• _Material provided_
-- start --

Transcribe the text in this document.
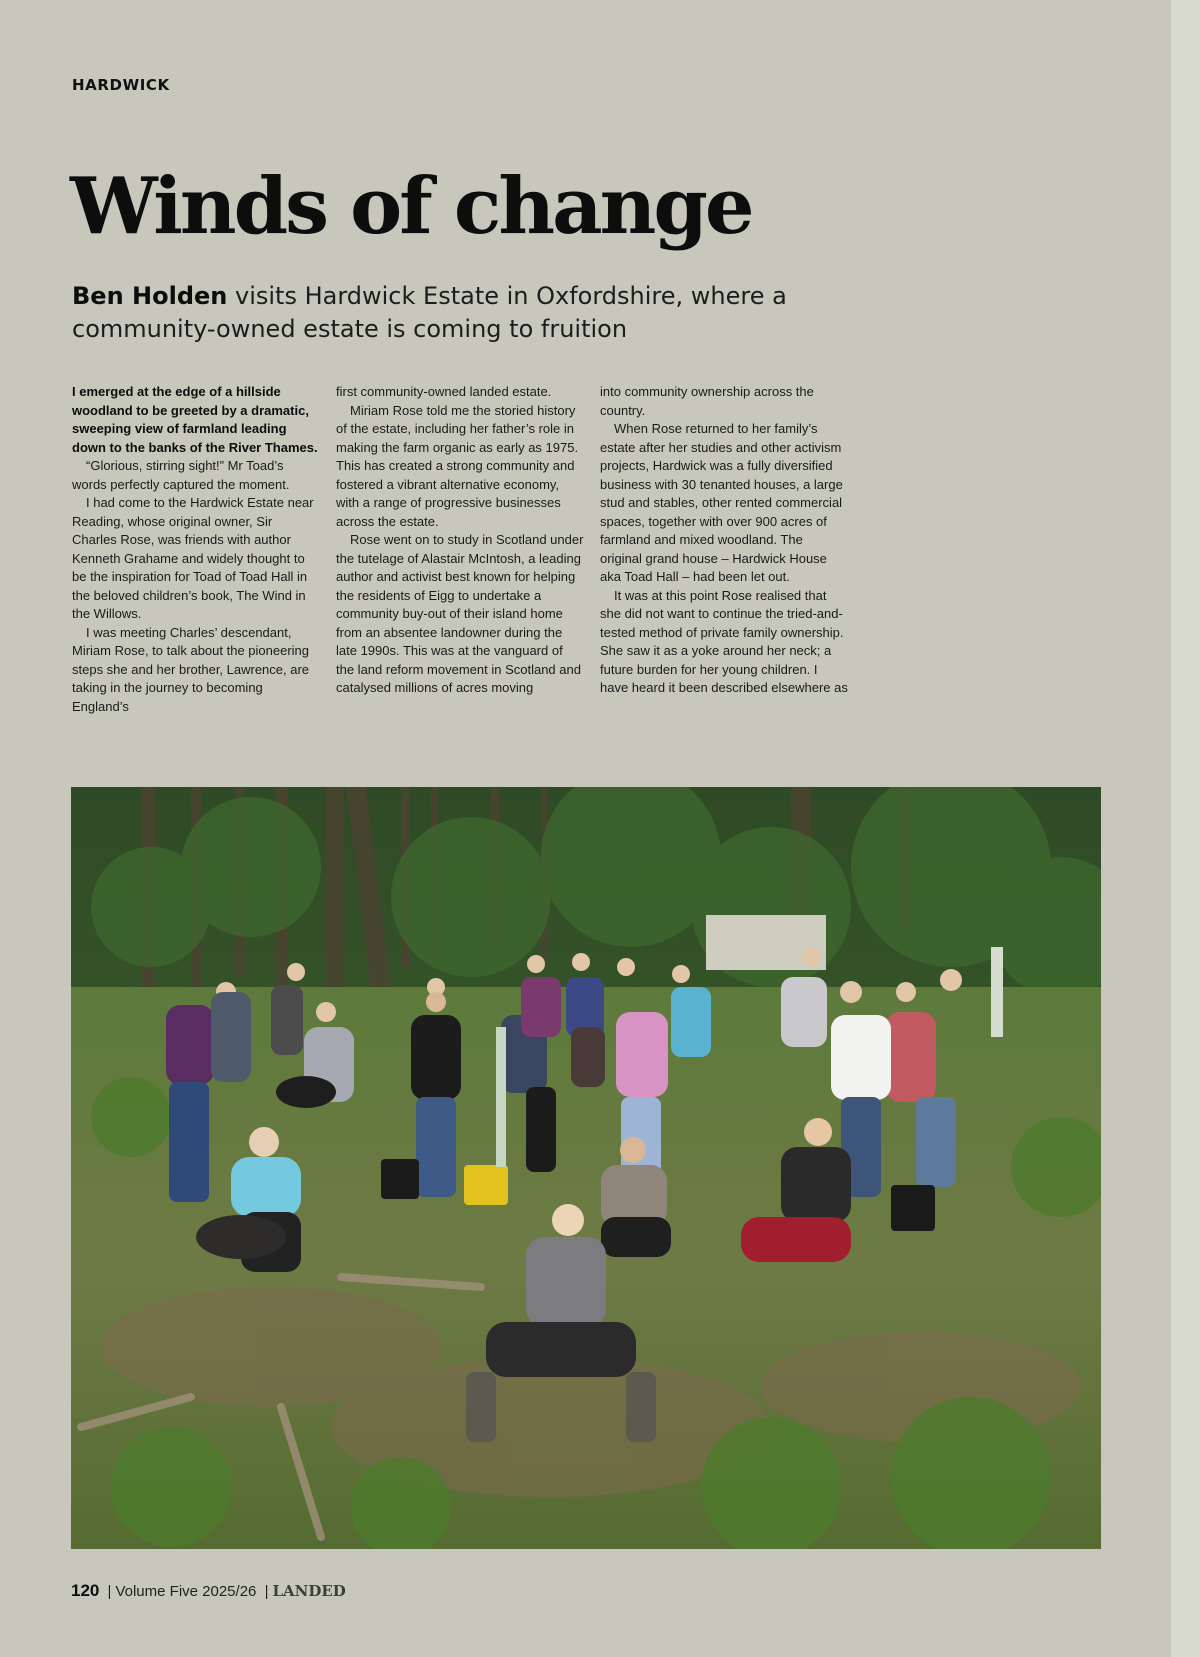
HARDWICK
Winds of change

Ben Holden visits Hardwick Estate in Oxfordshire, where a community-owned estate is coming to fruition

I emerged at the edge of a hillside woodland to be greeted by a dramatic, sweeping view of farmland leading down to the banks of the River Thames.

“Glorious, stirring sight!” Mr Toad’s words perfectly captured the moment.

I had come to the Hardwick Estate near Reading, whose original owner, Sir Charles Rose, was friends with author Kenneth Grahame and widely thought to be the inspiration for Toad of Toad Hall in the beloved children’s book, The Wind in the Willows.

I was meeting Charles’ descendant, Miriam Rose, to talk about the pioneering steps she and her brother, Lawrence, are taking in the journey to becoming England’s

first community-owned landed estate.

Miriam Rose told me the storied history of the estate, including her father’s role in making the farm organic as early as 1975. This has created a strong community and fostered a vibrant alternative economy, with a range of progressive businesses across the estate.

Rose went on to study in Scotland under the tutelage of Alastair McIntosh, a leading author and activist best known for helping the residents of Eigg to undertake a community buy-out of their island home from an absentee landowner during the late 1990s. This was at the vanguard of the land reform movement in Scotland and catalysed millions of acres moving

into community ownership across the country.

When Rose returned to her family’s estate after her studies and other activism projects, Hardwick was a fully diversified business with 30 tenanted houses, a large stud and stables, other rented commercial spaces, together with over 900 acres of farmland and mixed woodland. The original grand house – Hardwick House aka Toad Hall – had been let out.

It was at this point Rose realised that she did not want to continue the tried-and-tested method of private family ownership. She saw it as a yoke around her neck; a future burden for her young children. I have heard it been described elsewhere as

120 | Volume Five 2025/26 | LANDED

-- end --

• _Aim_
Reproduce the entries exactly. Do not carry over any picture.

• _Result_
Transcribe the text in this document.
HARDWICK
Winds of change

Ben Holden visits Hardwick Estate in Oxfordshire, where a community-owned estate is coming to fruition

I emerged at the edge of a hillside woodland to be greeted by a dramatic, sweeping view of farmland leading down to the banks of the River Thames.

“Glorious, stirring sight!” Mr Toad’s words perfectly captured the moment.

I had come to the Hardwick Estate near Reading, whose original owner, Sir Charles Rose, was friends with author Kenneth Grahame and widely thought to be the inspiration for Toad of Toad Hall in the beloved children’s book, The Wind in the Willows.

I was meeting Charles’ descendant, Miriam Rose, to talk about the pioneering steps she and her brother, Lawrence, are taking in the journey to becoming England’s

first community-owned landed estate.

Miriam Rose told me the storied history of the estate, including her father’s role in making the farm organic as early as 1975. This has created a strong community and fostered a vibrant alternative economy, with a range of progressive businesses across the estate.

Rose went on to study in Scotland under the tutelage of Alastair McIntosh, a leading author and activist best known for helping the residents of Eigg to undertake a community buy-out of their island home from an absentee landowner during the late 1990s. This was at the vanguard of the land reform movement in Scotland and catalysed millions of acres moving

into community ownership across the country.

When Rose returned to her family’s estate after her studies and other activism projects, Hardwick was a fully diversified business with 30 tenanted houses, a large stud and stables, other rented commercial spaces, together with over 900 acres of farmland and mixed woodland. The original grand house – Hardwick House aka Toad Hall – had been let out.

It was at this point Rose realised that she did not want to continue the tried-and-tested method of private family ownership. She saw it as a yoke around her neck; a future burden for her young children. I have heard it been described elsewhere as

120 | Volume Five 2025/26 | LANDED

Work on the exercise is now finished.